* [THE TASK]: Select the lines below containing the word "JSON".

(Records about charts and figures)
######
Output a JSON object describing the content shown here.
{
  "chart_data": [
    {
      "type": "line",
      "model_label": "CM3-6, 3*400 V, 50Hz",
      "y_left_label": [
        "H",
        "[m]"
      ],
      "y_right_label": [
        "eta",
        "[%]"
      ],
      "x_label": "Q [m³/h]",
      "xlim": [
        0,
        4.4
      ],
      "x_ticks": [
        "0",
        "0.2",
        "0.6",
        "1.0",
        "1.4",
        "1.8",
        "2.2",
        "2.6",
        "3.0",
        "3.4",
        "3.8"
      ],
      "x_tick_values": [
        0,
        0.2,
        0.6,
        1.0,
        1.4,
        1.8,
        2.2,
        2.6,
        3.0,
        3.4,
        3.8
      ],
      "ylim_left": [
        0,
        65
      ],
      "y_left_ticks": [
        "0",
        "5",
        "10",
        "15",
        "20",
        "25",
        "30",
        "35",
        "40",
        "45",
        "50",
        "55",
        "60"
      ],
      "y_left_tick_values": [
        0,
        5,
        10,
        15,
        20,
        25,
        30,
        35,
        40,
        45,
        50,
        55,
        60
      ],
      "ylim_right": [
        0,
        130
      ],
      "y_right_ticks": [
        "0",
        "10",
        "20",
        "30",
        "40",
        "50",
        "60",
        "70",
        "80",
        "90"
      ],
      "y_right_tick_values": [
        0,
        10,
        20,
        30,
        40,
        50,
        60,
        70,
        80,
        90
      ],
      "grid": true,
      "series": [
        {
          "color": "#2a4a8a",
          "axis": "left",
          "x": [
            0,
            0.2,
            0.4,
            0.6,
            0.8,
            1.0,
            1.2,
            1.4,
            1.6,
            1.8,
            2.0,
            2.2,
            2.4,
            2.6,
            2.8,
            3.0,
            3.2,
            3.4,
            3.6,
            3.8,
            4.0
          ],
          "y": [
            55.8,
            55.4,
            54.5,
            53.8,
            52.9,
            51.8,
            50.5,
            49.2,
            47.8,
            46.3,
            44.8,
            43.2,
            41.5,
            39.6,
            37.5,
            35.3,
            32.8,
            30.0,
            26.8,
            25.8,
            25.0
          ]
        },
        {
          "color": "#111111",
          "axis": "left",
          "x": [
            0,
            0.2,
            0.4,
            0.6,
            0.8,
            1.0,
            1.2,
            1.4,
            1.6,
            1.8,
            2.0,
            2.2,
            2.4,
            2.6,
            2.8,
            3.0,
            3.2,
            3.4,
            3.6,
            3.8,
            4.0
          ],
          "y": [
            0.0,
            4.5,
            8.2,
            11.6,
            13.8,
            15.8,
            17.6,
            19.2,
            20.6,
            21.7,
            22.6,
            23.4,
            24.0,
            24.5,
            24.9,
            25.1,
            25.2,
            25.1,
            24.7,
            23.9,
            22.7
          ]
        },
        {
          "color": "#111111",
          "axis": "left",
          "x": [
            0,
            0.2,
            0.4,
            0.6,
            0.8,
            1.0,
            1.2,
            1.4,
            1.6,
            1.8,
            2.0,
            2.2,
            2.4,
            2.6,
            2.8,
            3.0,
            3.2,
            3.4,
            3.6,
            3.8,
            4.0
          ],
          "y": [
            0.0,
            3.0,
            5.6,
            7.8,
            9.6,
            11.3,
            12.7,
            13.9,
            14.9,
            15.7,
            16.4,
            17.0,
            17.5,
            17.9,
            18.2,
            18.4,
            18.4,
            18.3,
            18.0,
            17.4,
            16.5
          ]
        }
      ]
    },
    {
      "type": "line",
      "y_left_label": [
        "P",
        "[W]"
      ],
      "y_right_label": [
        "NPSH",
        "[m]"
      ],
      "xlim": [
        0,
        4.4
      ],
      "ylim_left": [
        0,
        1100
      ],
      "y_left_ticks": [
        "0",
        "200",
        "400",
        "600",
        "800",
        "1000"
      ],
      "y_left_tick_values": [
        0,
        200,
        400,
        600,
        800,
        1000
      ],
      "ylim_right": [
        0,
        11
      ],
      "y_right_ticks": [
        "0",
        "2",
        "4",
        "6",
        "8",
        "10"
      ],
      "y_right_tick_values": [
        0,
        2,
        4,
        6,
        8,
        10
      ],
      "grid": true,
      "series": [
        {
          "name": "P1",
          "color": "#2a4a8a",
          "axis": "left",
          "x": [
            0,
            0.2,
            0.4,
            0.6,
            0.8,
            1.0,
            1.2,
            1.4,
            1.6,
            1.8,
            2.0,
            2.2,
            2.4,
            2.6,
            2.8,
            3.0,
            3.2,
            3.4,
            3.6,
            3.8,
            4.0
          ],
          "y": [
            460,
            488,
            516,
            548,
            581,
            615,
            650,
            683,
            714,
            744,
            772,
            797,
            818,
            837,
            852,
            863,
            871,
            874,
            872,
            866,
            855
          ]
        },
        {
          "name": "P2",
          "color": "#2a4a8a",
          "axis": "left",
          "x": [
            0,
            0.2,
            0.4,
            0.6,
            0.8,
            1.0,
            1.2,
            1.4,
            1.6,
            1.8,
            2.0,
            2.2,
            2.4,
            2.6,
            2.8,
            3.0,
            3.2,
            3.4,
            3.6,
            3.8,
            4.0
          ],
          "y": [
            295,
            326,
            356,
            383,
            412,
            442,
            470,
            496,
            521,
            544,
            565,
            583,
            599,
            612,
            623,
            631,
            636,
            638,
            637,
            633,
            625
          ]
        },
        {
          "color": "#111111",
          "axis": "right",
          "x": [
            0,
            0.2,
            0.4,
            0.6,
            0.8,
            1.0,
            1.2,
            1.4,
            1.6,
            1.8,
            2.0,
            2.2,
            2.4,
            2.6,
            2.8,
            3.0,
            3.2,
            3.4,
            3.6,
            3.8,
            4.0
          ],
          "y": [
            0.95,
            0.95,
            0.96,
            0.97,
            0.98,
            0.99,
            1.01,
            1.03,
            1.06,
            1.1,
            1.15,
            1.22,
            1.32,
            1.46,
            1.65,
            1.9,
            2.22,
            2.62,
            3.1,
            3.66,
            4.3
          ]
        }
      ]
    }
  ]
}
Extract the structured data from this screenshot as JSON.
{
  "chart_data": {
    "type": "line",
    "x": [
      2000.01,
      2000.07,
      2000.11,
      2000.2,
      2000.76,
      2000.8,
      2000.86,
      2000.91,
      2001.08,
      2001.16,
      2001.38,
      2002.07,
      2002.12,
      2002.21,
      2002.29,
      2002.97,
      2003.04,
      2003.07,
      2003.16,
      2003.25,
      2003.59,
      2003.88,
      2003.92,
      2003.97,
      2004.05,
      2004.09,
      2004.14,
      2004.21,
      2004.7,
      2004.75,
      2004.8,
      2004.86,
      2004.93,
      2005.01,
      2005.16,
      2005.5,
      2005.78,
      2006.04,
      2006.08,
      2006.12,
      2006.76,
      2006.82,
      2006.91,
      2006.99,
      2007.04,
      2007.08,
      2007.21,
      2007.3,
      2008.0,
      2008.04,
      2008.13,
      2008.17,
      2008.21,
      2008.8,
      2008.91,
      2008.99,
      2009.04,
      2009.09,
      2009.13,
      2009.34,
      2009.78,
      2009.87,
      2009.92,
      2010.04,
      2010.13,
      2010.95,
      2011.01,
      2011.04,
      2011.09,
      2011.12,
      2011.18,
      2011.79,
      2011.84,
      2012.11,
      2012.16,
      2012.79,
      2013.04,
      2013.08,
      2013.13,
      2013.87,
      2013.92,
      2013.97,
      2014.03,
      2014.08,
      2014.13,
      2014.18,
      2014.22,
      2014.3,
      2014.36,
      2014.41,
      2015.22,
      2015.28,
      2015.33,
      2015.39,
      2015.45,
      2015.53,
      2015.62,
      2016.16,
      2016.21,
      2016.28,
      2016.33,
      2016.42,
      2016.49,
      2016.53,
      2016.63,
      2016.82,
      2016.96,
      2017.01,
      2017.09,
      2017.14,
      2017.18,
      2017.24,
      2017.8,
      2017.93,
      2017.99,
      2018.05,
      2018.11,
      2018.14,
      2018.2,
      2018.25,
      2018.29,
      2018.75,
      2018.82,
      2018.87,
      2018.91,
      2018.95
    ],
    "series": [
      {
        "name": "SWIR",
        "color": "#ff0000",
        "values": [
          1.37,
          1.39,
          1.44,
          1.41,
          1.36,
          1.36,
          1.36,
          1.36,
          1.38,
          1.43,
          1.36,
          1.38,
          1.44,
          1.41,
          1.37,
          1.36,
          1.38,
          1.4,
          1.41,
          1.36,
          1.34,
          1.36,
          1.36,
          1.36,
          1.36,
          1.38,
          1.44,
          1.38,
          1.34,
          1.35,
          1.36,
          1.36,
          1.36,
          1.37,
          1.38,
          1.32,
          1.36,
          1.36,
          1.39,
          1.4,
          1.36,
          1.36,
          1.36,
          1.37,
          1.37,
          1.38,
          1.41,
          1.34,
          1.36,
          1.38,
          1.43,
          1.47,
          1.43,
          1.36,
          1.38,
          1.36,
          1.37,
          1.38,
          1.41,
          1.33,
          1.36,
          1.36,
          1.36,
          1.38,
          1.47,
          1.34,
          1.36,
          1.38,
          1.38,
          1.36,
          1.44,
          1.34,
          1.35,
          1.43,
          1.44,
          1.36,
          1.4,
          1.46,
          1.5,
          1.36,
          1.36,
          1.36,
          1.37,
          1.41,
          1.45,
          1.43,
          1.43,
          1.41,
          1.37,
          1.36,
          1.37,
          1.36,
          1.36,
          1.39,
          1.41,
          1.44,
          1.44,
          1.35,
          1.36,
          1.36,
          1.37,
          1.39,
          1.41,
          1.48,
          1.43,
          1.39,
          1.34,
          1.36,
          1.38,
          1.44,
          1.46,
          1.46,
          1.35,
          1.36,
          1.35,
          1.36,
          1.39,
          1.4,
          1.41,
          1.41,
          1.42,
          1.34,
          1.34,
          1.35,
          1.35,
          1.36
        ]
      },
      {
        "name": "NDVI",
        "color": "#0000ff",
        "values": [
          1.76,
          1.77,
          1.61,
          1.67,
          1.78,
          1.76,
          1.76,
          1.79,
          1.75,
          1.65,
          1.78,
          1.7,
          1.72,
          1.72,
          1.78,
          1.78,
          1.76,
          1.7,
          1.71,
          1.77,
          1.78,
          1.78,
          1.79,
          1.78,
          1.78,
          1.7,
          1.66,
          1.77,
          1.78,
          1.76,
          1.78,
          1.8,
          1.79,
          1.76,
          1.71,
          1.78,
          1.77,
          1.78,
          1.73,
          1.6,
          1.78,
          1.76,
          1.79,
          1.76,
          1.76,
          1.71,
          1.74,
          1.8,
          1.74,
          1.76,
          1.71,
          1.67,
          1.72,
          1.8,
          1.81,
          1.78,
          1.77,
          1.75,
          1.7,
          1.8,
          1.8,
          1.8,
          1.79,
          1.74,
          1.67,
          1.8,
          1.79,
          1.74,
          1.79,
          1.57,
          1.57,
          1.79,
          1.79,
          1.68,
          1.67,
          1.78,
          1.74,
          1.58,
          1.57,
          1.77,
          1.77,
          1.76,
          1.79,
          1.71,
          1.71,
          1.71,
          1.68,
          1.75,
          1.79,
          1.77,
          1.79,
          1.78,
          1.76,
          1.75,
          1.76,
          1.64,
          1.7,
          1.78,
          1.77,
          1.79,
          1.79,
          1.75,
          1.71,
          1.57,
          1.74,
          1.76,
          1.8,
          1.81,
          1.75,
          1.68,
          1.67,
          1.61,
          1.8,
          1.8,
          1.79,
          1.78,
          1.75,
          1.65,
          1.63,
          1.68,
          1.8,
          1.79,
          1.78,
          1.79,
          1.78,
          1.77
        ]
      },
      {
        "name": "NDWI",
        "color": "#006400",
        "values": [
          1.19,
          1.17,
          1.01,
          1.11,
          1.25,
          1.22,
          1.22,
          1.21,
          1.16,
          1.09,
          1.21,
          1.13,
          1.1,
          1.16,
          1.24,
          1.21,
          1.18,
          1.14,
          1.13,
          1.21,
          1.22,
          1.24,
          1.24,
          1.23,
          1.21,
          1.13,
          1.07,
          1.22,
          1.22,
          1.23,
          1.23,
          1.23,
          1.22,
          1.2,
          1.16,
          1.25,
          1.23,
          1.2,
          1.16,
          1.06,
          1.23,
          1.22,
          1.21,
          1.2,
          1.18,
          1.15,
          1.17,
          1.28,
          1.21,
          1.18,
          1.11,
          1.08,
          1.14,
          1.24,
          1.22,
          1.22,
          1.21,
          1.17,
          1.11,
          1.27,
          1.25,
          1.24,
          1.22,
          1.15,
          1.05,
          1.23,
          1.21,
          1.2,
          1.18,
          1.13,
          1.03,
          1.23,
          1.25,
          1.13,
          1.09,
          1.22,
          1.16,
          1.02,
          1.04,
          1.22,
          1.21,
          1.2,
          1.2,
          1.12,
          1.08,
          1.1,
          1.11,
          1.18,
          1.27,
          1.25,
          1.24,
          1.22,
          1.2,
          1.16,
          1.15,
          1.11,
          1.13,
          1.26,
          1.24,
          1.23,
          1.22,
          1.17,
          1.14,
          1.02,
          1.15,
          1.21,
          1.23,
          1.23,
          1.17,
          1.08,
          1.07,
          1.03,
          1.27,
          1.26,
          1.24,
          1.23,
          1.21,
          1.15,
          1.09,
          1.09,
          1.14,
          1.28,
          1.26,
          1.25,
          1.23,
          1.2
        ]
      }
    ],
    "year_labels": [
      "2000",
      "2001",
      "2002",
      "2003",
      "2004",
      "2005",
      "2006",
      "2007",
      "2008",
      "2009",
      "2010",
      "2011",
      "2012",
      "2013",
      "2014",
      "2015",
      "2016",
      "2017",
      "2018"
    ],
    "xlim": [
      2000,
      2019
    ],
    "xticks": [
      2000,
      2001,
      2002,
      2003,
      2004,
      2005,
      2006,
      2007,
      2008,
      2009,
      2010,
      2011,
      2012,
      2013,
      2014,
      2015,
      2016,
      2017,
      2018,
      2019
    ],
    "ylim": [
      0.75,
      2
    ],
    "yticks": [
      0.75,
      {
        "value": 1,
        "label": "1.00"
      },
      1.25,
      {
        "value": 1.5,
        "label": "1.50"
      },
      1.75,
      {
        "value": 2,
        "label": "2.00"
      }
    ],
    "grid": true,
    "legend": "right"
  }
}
######
* [REPLY]:
Output a JSON object describing the content shown here.
Extract the structured data from this screenshot as JSON.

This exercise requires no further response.